WHAT THIS TASK INVOLVES
Determine how many lines below hold the string "JSON". Reply with the number alone.

WORKING DATA
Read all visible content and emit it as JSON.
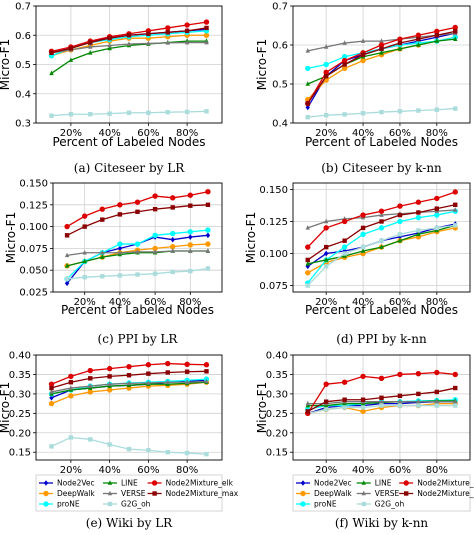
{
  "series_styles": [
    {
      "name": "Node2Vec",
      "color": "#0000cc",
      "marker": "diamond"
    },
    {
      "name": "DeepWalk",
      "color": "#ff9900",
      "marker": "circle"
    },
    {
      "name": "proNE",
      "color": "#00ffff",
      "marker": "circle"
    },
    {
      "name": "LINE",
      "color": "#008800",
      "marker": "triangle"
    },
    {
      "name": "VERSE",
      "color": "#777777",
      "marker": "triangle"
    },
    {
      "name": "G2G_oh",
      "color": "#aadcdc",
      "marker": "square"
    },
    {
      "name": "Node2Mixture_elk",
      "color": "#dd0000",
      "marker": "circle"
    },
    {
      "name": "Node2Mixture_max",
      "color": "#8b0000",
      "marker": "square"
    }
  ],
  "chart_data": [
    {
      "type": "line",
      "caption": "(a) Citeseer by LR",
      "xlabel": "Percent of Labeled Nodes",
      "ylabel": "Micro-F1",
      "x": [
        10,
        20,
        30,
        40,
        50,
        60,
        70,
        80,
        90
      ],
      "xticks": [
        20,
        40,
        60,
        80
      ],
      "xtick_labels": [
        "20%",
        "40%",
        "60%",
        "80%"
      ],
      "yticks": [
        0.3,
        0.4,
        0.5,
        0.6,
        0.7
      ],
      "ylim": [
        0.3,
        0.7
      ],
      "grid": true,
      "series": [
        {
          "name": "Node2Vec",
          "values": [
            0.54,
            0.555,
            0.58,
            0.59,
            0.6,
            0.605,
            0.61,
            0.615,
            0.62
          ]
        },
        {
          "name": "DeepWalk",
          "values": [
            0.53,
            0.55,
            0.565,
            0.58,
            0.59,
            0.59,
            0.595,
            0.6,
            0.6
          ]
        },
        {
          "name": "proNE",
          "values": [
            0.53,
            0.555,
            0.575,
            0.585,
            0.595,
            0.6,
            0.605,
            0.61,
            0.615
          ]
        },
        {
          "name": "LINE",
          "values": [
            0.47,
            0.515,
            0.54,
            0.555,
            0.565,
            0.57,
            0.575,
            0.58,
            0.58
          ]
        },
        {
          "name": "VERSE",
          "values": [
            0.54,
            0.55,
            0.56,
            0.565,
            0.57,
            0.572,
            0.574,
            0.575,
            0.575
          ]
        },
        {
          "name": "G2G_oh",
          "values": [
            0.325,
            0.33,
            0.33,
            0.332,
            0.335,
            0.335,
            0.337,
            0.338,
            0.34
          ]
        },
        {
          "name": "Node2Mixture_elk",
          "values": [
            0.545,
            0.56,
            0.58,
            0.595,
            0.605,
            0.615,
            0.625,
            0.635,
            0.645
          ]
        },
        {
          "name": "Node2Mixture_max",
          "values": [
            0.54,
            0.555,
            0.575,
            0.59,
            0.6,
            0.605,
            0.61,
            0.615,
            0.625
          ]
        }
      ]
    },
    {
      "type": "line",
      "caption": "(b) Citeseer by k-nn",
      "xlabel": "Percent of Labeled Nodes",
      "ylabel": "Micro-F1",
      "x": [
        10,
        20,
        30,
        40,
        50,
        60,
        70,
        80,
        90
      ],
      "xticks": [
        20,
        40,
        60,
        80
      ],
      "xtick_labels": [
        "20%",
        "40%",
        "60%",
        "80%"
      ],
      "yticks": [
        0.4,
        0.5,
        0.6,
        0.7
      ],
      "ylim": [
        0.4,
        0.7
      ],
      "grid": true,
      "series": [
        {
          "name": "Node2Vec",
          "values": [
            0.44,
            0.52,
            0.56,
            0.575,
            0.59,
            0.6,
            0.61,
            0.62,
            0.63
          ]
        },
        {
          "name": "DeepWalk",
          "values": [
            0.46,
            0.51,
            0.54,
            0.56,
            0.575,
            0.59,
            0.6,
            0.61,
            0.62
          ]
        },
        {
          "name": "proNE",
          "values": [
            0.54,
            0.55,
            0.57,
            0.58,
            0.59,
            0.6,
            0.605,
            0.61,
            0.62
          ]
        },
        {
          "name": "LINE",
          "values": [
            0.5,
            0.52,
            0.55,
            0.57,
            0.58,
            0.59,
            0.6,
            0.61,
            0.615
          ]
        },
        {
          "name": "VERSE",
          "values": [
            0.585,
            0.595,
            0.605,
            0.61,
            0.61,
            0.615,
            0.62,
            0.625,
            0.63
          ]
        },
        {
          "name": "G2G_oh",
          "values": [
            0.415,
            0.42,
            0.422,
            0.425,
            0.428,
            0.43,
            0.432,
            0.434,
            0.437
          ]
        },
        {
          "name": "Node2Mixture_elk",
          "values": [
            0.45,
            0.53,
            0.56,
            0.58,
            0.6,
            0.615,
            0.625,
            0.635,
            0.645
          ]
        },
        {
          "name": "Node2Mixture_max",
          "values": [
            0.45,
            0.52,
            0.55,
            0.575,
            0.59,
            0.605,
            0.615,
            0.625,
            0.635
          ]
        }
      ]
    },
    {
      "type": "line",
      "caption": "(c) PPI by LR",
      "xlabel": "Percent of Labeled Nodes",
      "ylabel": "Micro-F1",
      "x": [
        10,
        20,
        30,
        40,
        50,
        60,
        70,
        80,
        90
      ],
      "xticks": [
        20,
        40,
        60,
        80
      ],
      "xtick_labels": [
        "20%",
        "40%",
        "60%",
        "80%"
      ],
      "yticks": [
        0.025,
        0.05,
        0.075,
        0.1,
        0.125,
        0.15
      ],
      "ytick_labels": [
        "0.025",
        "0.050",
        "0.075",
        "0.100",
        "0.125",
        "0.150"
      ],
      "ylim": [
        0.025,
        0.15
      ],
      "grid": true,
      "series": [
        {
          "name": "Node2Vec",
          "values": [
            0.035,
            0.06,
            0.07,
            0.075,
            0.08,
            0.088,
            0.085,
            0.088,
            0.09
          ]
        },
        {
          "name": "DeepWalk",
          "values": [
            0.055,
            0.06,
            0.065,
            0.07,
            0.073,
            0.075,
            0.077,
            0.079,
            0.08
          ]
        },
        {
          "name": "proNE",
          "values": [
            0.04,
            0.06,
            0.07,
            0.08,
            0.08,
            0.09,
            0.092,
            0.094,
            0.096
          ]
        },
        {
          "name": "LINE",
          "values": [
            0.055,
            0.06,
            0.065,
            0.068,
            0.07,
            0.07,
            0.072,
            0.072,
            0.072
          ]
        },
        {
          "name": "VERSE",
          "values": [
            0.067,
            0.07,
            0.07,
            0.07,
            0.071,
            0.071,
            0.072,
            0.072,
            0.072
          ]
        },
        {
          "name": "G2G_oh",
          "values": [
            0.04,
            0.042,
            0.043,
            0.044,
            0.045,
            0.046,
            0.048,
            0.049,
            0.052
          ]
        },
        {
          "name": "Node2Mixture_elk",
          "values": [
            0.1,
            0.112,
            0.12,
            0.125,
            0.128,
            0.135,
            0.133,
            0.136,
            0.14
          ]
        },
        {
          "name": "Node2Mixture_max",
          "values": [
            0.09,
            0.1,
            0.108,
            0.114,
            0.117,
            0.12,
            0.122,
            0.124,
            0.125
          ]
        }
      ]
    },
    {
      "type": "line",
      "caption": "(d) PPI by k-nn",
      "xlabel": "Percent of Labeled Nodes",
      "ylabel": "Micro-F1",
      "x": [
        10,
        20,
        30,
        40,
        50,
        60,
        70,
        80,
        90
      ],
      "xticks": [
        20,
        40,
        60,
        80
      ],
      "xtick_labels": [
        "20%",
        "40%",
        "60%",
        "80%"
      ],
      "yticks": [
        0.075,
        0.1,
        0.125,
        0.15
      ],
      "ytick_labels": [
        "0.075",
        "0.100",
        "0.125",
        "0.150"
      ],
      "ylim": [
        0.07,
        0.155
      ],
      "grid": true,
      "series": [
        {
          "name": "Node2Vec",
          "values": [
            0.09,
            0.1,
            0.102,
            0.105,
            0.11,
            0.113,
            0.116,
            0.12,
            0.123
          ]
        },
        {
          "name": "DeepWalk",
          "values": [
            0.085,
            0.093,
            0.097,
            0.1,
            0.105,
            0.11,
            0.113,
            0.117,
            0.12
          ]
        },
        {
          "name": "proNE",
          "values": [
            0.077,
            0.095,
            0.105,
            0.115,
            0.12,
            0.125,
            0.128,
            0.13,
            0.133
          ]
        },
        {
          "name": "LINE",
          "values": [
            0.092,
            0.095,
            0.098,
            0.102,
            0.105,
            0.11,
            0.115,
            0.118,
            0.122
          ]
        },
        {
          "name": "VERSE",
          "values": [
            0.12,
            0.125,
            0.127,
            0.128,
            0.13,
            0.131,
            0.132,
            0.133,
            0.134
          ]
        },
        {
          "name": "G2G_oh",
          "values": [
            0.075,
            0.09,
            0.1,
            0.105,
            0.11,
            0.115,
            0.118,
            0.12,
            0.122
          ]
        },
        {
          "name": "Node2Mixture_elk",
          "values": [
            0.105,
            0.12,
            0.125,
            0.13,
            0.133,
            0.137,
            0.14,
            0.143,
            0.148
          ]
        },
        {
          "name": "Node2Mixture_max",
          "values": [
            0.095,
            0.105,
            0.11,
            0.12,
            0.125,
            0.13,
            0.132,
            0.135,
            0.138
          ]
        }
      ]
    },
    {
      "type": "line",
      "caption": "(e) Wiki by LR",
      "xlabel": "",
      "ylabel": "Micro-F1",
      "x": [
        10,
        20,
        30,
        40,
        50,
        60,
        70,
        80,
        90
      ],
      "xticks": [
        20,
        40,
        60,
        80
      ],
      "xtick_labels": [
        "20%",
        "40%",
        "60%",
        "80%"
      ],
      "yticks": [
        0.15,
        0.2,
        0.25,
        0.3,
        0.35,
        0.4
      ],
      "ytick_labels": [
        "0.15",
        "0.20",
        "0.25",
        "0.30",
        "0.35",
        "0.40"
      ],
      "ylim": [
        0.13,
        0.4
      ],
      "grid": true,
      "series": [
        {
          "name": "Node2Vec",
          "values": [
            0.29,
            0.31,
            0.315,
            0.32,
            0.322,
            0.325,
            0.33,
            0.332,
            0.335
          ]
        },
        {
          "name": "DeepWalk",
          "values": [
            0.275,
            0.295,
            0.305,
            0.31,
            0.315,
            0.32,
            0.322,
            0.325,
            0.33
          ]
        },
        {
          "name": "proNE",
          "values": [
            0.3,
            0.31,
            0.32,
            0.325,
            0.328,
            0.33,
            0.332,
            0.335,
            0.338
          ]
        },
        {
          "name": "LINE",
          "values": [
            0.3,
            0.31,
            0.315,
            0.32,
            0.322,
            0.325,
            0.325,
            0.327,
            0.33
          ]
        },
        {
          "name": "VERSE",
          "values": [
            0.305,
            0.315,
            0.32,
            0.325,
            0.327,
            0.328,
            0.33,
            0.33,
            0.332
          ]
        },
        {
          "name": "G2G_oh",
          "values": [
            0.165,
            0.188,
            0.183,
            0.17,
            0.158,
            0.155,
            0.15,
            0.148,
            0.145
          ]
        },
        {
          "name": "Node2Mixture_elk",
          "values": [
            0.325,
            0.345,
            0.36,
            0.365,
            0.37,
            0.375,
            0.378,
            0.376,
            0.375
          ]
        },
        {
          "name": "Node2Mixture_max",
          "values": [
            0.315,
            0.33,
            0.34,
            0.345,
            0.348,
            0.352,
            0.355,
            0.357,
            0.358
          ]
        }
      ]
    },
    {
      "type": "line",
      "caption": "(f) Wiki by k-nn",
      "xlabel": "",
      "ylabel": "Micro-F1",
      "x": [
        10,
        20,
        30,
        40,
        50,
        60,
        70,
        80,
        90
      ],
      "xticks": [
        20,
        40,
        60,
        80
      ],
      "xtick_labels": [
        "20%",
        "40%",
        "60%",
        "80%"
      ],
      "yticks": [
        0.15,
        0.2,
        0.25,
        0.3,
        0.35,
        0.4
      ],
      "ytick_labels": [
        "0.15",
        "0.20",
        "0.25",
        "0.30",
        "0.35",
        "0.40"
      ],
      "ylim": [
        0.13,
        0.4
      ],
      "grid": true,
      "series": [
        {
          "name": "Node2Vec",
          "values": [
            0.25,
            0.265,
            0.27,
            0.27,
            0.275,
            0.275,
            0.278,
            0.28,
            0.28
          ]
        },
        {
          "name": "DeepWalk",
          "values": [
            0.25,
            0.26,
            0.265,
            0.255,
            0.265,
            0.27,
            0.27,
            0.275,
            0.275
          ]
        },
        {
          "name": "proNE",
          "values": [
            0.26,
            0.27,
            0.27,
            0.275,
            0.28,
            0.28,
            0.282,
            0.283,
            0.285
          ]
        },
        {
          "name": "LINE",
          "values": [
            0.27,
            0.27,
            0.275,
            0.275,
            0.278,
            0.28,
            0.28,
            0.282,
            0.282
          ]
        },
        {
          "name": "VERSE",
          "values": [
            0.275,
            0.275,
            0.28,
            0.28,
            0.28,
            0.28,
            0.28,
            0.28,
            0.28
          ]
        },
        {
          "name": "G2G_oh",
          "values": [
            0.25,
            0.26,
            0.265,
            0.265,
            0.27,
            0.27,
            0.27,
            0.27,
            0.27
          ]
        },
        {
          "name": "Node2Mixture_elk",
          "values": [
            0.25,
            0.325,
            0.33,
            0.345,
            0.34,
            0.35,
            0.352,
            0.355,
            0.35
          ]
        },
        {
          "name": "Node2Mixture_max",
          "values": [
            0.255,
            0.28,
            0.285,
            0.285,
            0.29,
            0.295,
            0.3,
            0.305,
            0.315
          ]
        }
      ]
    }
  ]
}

==

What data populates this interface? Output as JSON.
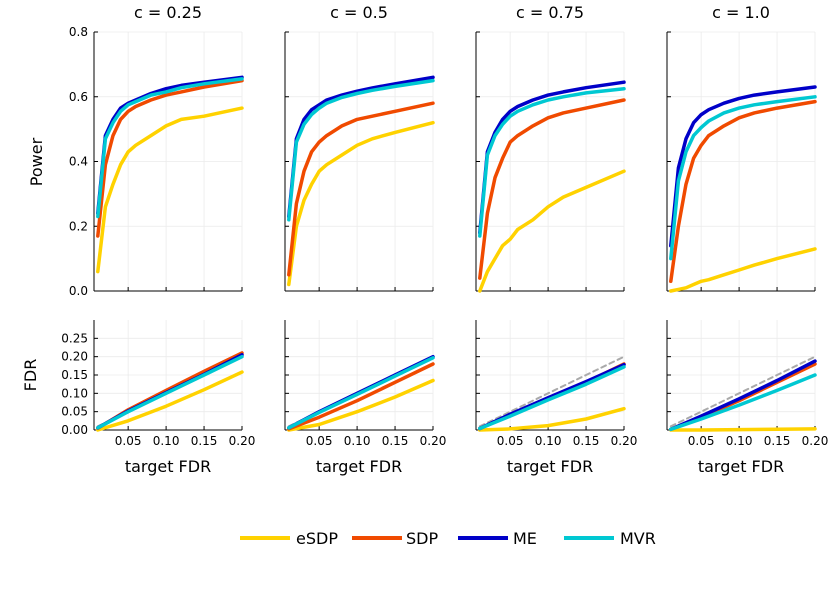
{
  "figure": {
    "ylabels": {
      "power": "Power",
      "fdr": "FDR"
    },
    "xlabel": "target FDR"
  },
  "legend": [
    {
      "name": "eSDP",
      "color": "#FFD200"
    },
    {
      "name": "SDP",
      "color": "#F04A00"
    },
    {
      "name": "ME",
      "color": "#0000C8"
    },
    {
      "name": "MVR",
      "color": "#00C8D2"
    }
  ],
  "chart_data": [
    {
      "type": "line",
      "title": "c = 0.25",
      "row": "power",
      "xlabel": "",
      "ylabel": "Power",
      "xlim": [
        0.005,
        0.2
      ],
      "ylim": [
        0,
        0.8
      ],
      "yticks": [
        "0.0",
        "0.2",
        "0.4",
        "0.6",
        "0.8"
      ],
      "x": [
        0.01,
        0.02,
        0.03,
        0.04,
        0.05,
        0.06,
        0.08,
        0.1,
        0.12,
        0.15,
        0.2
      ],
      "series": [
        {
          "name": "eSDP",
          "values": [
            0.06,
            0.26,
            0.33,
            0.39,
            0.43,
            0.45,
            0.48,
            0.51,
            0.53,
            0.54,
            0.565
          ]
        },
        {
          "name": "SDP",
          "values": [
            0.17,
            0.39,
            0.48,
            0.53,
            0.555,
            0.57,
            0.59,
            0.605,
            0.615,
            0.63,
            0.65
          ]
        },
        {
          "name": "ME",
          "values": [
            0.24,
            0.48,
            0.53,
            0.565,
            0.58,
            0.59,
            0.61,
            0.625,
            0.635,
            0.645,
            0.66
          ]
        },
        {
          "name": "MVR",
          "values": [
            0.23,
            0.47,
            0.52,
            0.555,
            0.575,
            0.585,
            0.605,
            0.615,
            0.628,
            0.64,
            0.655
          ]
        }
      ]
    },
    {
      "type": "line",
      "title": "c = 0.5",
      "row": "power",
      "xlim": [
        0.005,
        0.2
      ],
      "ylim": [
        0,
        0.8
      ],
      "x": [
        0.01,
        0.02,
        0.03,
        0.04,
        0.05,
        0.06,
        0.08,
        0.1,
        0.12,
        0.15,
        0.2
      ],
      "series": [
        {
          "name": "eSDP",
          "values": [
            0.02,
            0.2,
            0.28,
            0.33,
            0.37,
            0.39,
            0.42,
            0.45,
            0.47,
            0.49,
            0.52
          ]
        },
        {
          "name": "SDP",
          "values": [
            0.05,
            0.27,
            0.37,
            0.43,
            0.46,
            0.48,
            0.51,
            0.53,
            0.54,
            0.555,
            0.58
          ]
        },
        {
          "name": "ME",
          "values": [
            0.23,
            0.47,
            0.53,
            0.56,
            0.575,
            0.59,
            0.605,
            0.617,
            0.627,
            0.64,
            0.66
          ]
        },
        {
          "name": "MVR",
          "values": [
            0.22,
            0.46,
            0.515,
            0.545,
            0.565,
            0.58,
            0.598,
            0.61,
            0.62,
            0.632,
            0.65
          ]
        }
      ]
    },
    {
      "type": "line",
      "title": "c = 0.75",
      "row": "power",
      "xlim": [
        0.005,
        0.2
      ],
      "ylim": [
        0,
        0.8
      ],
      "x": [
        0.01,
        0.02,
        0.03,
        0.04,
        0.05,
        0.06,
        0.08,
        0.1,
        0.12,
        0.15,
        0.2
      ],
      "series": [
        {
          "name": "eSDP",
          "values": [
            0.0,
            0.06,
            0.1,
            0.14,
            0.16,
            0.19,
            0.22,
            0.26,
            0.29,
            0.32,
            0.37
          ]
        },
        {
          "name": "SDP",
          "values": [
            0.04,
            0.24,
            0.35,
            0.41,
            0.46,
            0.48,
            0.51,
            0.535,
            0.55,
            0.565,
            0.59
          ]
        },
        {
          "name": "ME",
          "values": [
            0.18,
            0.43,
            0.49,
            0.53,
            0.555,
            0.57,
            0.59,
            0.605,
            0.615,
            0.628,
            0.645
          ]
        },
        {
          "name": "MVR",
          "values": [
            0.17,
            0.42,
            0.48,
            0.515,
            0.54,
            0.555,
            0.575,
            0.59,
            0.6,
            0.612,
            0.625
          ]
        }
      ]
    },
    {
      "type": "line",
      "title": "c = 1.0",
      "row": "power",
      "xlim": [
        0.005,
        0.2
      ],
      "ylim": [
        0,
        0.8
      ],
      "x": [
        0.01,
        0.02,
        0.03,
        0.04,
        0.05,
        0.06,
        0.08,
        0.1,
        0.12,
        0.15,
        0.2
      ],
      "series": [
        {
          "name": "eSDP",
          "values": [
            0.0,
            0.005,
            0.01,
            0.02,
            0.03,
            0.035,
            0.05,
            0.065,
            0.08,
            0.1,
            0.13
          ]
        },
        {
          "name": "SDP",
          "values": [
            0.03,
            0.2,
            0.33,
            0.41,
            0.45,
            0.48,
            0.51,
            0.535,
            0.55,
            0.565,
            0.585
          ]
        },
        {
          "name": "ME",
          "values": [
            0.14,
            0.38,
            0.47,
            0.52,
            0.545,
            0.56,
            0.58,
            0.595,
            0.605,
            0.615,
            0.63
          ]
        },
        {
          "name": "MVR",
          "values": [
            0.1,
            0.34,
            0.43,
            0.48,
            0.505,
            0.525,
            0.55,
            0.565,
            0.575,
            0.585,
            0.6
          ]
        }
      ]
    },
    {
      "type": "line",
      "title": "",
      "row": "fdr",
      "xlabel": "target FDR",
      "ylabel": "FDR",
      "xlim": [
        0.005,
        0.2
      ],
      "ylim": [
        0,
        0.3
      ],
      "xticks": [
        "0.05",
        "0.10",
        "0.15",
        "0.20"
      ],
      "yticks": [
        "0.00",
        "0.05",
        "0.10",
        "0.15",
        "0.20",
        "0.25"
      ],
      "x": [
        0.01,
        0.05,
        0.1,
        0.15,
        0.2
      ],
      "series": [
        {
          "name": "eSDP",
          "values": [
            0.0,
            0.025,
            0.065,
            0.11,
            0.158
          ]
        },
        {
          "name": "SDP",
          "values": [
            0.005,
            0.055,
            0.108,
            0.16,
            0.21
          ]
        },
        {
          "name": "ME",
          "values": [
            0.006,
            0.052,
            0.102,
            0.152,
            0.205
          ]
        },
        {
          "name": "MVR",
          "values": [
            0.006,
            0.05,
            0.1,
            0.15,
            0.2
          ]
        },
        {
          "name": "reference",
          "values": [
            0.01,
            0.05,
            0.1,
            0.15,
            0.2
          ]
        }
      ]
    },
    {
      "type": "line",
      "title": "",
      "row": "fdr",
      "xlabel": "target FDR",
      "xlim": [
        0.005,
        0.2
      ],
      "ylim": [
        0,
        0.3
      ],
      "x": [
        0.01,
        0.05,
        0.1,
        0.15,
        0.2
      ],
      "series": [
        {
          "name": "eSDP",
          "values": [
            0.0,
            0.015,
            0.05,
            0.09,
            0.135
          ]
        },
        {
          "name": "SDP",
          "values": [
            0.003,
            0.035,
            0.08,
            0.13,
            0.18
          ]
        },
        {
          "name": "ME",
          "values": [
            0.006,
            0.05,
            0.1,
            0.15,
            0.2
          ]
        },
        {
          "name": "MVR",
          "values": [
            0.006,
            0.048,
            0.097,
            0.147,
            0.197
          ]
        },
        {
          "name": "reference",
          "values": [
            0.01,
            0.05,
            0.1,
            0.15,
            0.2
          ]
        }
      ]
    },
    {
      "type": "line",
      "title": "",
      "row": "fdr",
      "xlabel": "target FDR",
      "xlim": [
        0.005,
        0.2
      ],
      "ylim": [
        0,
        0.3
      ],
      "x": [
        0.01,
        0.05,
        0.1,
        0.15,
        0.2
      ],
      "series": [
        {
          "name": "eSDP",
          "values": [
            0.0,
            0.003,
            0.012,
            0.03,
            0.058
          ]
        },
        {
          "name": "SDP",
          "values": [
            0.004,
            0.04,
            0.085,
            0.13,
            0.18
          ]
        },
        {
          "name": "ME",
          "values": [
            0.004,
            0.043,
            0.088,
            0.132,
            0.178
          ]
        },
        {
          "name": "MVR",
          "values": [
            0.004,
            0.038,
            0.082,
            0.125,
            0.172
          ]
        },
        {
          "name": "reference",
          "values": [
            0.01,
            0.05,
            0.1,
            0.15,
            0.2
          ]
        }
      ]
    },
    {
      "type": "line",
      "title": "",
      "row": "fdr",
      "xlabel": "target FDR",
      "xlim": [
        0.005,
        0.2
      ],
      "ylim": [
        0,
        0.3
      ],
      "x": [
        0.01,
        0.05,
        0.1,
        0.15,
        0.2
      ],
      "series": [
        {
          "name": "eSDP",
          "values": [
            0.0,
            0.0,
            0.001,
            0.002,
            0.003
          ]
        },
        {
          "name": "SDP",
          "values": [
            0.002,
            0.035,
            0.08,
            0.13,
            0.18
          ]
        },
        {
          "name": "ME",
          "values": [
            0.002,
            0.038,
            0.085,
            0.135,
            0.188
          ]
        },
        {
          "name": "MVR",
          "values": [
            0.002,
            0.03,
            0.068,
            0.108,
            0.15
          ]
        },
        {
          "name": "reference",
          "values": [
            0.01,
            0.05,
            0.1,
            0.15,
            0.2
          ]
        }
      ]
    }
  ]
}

THE SOLUTION
2